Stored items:
* Start *

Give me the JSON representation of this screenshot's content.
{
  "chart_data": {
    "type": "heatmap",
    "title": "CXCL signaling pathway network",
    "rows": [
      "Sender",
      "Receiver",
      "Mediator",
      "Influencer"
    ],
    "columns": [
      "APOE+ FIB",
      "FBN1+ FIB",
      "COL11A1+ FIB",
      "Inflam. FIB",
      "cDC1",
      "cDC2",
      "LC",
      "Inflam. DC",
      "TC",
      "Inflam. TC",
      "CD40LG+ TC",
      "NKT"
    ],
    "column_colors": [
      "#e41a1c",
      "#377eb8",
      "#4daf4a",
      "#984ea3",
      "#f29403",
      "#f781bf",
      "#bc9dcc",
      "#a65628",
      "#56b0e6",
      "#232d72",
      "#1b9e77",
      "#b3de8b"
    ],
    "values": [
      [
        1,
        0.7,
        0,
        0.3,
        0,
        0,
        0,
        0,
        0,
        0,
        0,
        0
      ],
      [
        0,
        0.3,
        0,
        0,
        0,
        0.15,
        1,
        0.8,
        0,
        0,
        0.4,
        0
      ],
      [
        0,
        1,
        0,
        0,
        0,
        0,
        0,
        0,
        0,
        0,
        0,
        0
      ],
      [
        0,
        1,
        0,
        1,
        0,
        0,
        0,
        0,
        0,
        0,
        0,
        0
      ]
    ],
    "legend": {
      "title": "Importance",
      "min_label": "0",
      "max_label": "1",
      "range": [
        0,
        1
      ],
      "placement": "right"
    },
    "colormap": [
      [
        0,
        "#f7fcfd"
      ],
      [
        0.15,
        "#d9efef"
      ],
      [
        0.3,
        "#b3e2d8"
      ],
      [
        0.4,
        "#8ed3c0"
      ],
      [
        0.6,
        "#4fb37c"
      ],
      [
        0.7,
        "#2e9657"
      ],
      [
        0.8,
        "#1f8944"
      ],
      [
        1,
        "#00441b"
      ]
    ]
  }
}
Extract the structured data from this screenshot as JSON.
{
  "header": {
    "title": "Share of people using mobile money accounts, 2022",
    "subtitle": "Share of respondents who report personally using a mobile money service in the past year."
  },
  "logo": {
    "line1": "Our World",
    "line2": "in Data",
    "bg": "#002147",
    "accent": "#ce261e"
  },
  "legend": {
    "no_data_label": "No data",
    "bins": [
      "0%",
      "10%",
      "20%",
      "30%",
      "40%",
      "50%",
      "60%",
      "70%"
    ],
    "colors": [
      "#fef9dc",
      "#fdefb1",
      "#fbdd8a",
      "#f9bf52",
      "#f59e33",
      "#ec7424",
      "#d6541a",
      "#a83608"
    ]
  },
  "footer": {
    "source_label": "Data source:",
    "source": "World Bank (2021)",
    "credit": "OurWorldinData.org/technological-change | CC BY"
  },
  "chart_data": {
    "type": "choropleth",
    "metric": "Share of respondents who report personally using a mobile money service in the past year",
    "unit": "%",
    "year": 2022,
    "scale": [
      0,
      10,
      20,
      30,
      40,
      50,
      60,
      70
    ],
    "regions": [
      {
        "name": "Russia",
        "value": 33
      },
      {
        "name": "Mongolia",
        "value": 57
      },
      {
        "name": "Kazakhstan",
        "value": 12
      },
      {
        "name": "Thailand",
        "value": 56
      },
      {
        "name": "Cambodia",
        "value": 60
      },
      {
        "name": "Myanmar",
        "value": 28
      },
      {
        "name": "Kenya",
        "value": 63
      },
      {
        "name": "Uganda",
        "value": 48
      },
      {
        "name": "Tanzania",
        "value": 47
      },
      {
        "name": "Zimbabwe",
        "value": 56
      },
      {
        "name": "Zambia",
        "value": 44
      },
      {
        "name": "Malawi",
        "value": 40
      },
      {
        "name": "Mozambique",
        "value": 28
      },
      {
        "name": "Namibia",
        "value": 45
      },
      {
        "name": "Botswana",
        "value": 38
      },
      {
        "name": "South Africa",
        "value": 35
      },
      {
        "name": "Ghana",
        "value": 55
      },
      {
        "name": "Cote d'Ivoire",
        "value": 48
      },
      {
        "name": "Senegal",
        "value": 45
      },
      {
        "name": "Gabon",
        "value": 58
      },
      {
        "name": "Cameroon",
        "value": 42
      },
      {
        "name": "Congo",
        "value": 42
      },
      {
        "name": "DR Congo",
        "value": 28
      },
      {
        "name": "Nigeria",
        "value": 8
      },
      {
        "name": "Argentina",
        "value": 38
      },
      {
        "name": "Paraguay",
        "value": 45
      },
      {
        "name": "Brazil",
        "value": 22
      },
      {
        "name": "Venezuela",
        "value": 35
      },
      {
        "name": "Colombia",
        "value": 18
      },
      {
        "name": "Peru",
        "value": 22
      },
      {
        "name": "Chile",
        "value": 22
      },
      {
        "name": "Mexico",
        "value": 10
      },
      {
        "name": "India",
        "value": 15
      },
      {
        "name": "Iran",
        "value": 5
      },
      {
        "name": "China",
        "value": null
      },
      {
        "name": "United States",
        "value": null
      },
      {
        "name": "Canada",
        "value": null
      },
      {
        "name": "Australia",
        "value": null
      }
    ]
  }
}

* End *

▶ **What you have to do**:
Transcribe the material above word for word.

▶ **Task result**:
Give me the JSON representation of this screenshot's content.
{
  "chart_data": {
    "type": "heatmap",
    "title": "CXCL signaling pathway network",
    "rows": [
      "Sender",
      "Receiver",
      "Mediator",
      "Influencer"
    ],
    "columns": [
      "APOE+ FIB",
      "FBN1+ FIB",
      "COL11A1+ FIB",
      "Inflam. FIB",
      "cDC1",
      "cDC2",
      "LC",
      "Inflam. DC",
      "TC",
      "Inflam. TC",
      "CD40LG+ TC",
      "NKT"
    ],
    "column_colors": [
      "#e41a1c",
      "#377eb8",
      "#4daf4a",
      "#984ea3",
      "#f29403",
      "#f781bf",
      "#bc9dcc",
      "#a65628",
      "#56b0e6",
      "#232d72",
      "#1b9e77",
      "#b3de8b"
    ],
    "values": [
      [
        1,
        0.7,
        0,
        0.3,
        0,
        0,
        0,
        0,
        0,
        0,
        0,
        0
      ],
      [
        0,
        0.3,
        0,
        0,
        0,
        0.15,
        1,
        0.8,
        0,
        0,
        0.4,
        0
      ],
      [
        0,
        1,
        0,
        0,
        0,
        0,
        0,
        0,
        0,
        0,
        0,
        0
      ],
      [
        0,
        1,
        0,
        1,
        0,
        0,
        0,
        0,
        0,
        0,
        0,
        0
      ]
    ],
    "legend": {
      "title": "Importance",
      "min_label": "0",
      "max_label": "1",
      "range": [
        0,
        1
      ],
      "placement": "right"
    },
    "colormap": [
      [
        0,
        "#f7fcfd"
      ],
      [
        0.15,
        "#d9efef"
      ],
      [
        0.3,
        "#b3e2d8"
      ],
      [
        0.4,
        "#8ed3c0"
      ],
      [
        0.6,
        "#4fb37c"
      ],
      [
        0.7,
        "#2e9657"
      ],
      [
        0.8,
        "#1f8944"
      ],
      [
        1,
        "#00441b"
      ]
    ]
  }
}
Extract the structured data from this screenshot as JSON.
{
  "header": {
    "title": "Share of people using mobile money accounts, 2022",
    "subtitle": "Share of respondents who report personally using a mobile money service in the past year."
  },
  "logo": {
    "line1": "Our World",
    "line2": "in Data",
    "bg": "#002147",
    "accent": "#ce261e"
  },
  "legend": {
    "no_data_label": "No data",
    "bins": [
      "0%",
      "10%",
      "20%",
      "30%",
      "40%",
      "50%",
      "60%",
      "70%"
    ],
    "colors": [
      "#fef9dc",
      "#fdefb1",
      "#fbdd8a",
      "#f9bf52",
      "#f59e33",
      "#ec7424",
      "#d6541a",
      "#a83608"
    ]
  },
  "footer": {
    "source_label": "Data source:",
    "source": "World Bank (2021)",
    "credit": "OurWorldinData.org/technological-change | CC BY"
  },
  "chart_data": {
    "type": "choropleth",
    "metric": "Share of respondents who report personally using a mobile money service in the past year",
    "unit": "%",
    "year": 2022,
    "scale": [
      0,
      10,
      20,
      30,
      40,
      50,
      60,
      70
    ],
    "regions": [
      {
        "name": "Russia",
        "value": 33
      },
      {
        "name": "Mongolia",
        "value": 57
      },
      {
        "name": "Kazakhstan",
        "value": 12
      },
      {
        "name": "Thailand",
        "value": 56
      },
      {
        "name": "Cambodia",
        "value": 60
      },
      {
        "name": "Myanmar",
        "value": 28
      },
      {
        "name": "Kenya",
        "value": 63
      },
      {
        "name": "Uganda",
        "value": 48
      },
      {
        "name": "Tanzania",
        "value": 47
      },
      {
        "name": "Zimbabwe",
        "value": 56
      },
      {
        "name": "Zambia",
        "value": 44
      },
      {
        "name": "Malawi",
        "value": 40
      },
      {
        "name": "Mozambique",
        "value": 28
      },
      {
        "name": "Namibia",
        "value": 45
      },
      {
        "name": "Botswana",
        "value": 38
      },
      {
        "name": "South Africa",
        "value": 35
      },
      {
        "name": "Ghana",
        "value": 55
      },
      {
        "name": "Cote d'Ivoire",
        "value": 48
      },
      {
        "name": "Senegal",
        "value": 45
      },
      {
        "name": "Gabon",
        "value": 58
      },
      {
        "name": "Cameroon",
        "value": 42
      },
      {
        "name": "Congo",
        "value": 42
      },
      {
        "name": "DR Congo",
        "value": 28
      },
      {
        "name": "Nigeria",
        "value": 8
      },
      {
        "name": "Argentina",
        "value": 38
      },
      {
        "name": "Paraguay",
        "value": 45
      },
      {
        "name": "Brazil",
        "value": 22
      },
      {
        "name": "Venezuela",
        "value": 35
      },
      {
        "name": "Colombia",
        "value": 18
      },
      {
        "name": "Peru",
        "value": 22
      },
      {
        "name": "Chile",
        "value": 22
      },
      {
        "name": "Mexico",
        "value": 10
      },
      {
        "name": "India",
        "value": 15
      },
      {
        "name": "Iran",
        "value": 5
      },
      {
        "name": "China",
        "value": null
      },
      {
        "name": "United States",
        "value": null
      },
      {
        "name": "Canada",
        "value": null
      },
      {
        "name": "Australia",
        "value": null
      }
    ]
  }
}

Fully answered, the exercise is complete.